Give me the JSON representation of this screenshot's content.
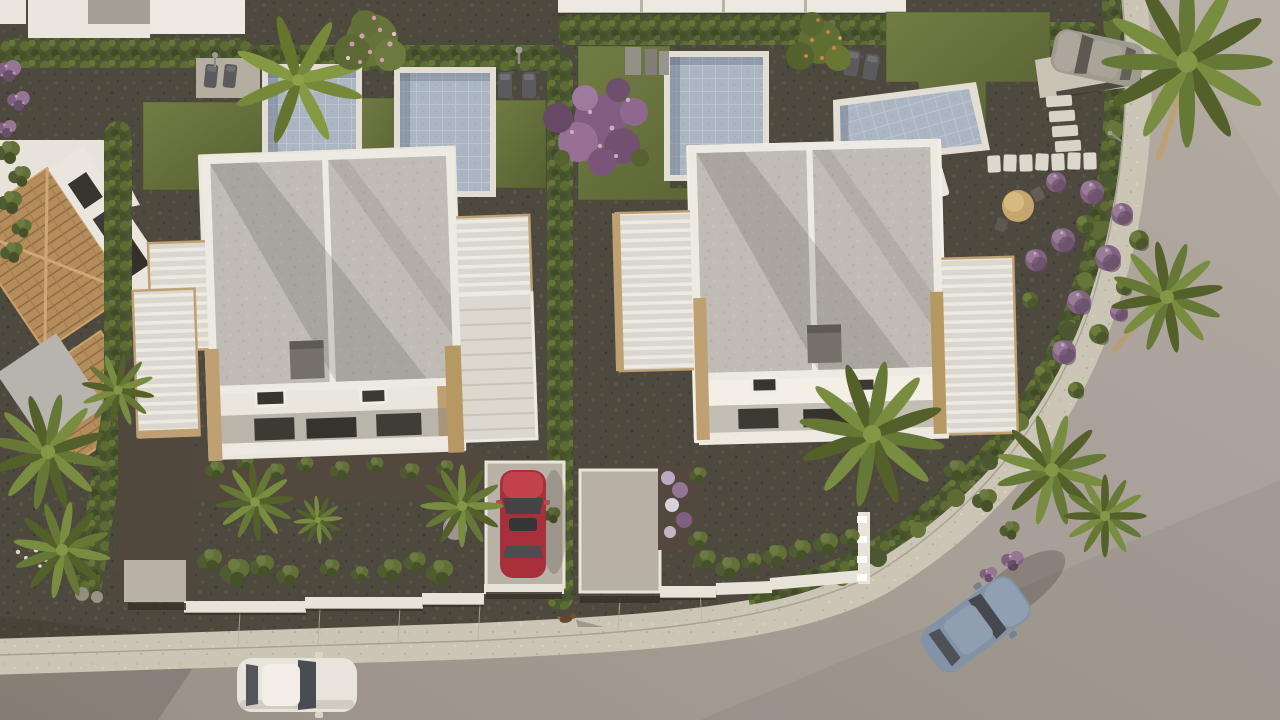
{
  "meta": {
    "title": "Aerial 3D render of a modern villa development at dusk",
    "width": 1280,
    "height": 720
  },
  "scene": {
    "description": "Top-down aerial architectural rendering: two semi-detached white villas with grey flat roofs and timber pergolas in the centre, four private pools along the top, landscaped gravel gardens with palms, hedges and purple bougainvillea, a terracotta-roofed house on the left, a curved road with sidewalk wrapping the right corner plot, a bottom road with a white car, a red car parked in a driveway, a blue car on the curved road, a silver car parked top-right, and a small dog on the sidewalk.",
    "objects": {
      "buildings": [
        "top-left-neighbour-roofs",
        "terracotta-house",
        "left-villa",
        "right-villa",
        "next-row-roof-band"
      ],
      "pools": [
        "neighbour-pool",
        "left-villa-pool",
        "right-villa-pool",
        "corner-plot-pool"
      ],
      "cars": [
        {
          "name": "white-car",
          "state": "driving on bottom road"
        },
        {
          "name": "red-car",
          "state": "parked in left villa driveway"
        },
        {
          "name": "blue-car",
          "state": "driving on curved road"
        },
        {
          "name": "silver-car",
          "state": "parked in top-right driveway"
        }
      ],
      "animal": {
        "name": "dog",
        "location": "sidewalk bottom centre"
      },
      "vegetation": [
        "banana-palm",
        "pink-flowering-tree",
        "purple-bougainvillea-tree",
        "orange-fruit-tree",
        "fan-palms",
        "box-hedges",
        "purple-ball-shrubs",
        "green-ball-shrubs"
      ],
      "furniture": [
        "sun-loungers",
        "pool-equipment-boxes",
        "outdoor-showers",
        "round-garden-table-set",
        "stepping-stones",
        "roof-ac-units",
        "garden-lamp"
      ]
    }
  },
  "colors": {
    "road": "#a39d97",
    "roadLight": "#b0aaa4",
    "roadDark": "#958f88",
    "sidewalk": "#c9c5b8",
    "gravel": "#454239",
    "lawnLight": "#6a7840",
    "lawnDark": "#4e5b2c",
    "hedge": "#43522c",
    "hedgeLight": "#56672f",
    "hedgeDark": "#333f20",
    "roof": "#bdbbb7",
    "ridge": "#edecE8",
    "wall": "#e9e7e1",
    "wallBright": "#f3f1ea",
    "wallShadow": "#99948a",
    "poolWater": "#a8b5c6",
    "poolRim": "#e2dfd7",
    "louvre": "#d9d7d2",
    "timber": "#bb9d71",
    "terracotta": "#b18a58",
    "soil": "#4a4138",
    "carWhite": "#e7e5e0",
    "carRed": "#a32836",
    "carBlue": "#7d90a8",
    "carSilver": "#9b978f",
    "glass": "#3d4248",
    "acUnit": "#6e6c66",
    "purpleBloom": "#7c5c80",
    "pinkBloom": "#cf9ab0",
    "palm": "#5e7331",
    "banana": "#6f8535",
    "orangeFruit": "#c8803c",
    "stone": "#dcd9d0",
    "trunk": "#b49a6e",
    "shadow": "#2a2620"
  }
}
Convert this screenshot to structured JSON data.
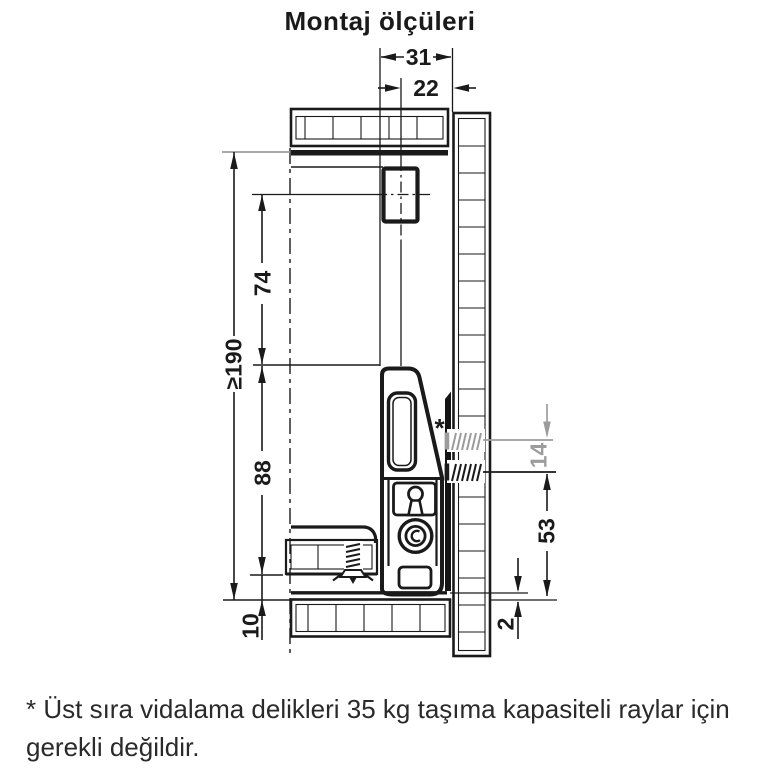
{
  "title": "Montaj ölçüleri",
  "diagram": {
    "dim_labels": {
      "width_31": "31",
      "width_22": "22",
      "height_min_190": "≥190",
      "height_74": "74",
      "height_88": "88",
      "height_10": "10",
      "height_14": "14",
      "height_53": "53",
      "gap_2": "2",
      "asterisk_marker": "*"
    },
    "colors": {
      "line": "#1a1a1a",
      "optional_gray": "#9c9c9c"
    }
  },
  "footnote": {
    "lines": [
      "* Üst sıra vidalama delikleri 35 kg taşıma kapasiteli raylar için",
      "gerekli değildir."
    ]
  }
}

Work to be completed - Leave out the pictures and copy every record above exactly.

Result -
Give me the JSON representation of this screenshot's content.
{
  "meta": {
    "title": "Aerial 3D render of a modern villa development at dusk",
    "width": 1280,
    "height": 720
  },
  "scene": {
    "description": "Top-down aerial architectural rendering: two semi-detached white villas with grey flat roofs and timber pergolas in the centre, four private pools along the top, landscaped gravel gardens with palms, hedges and purple bougainvillea, a terracotta-roofed house on the left, a curved road with sidewalk wrapping the right corner plot, a bottom road with a white car, a red car parked in a driveway, a blue car on the curved road, a silver car parked top-right, and a small dog on the sidewalk.",
    "objects": {
      "buildings": [
        "top-left-neighbour-roofs",
        "terracotta-house",
        "left-villa",
        "right-villa",
        "next-row-roof-band"
      ],
      "pools": [
        "neighbour-pool",
        "left-villa-pool",
        "right-villa-pool",
        "corner-plot-pool"
      ],
      "cars": [
        {
          "name": "white-car",
          "state": "driving on bottom road"
        },
        {
          "name": "red-car",
          "state": "parked in left villa driveway"
        },
        {
          "name": "blue-car",
          "state": "driving on curved road"
        },
        {
          "name": "silver-car",
          "state": "parked in top-right driveway"
        }
      ],
      "animal": {
        "name": "dog",
        "location": "sidewalk bottom centre"
      },
      "vegetation": [
        "banana-palm",
        "pink-flowering-tree",
        "purple-bougainvillea-tree",
        "orange-fruit-tree",
        "fan-palms",
        "box-hedges",
        "purple-ball-shrubs",
        "green-ball-shrubs"
      ],
      "furniture": [
        "sun-loungers",
        "pool-equipment-boxes",
        "outdoor-showers",
        "round-garden-table-set",
        "stepping-stones",
        "roof-ac-units",
        "garden-lamp"
      ]
    }
  },
  "colors": {
    "road": "#a39d97",
    "roadLight": "#b0aaa4",
    "roadDark": "#958f88",
    "sidewalk": "#c9c5b8",
    "gravel": "#454239",
    "lawnLight": "#6a7840",
    "lawnDark": "#4e5b2c",
    "hedge": "#43522c",
    "hedgeLight": "#56672f",
    "hedgeDark": "#333f20",
    "roof": "#bdbbb7",
    "ridge": "#edecE8",
    "wall": "#e9e7e1",
    "wallBright": "#f3f1ea",
    "wallShadow": "#99948a",
    "poolWater": "#a8b5c6",
    "poolRim": "#e2dfd7",
    "louvre": "#d9d7d2",
    "timber": "#bb9d71",
    "terracotta": "#b18a58",
    "soil": "#4a4138",
    "carWhite": "#e7e5e0",
    "carRed": "#a32836",
    "carBlue": "#7d90a8",
    "carSilver": "#9b978f",
    "glass": "#3d4248",
    "acUnit": "#6e6c66",
    "purpleBloom": "#7c5c80",
    "pinkBloom": "#cf9ab0",
    "palm": "#5e7331",
    "banana": "#6f8535",
    "orangeFruit": "#c8803c",
    "stone": "#dcd9d0",
    "trunk": "#b49a6e",
    "shadow": "#2a2620"
  }
}
Convert this screenshot to structured JSON data.
{
  "title": "Montaj ölçüleri",
  "diagram": {
    "dim_labels": {
      "width_31": "31",
      "width_22": "22",
      "height_min_190": "≥190",
      "height_74": "74",
      "height_88": "88",
      "height_10": "10",
      "height_14": "14",
      "height_53": "53",
      "gap_2": "2",
      "asterisk_marker": "*"
    },
    "colors": {
      "line": "#1a1a1a",
      "optional_gray": "#9c9c9c"
    }
  },
  "footnote": {
    "lines": [
      "* Üst sıra vidalama delikleri 35 kg taşıma kapasiteli raylar için",
      "gerekli değildir."
    ]
  }
}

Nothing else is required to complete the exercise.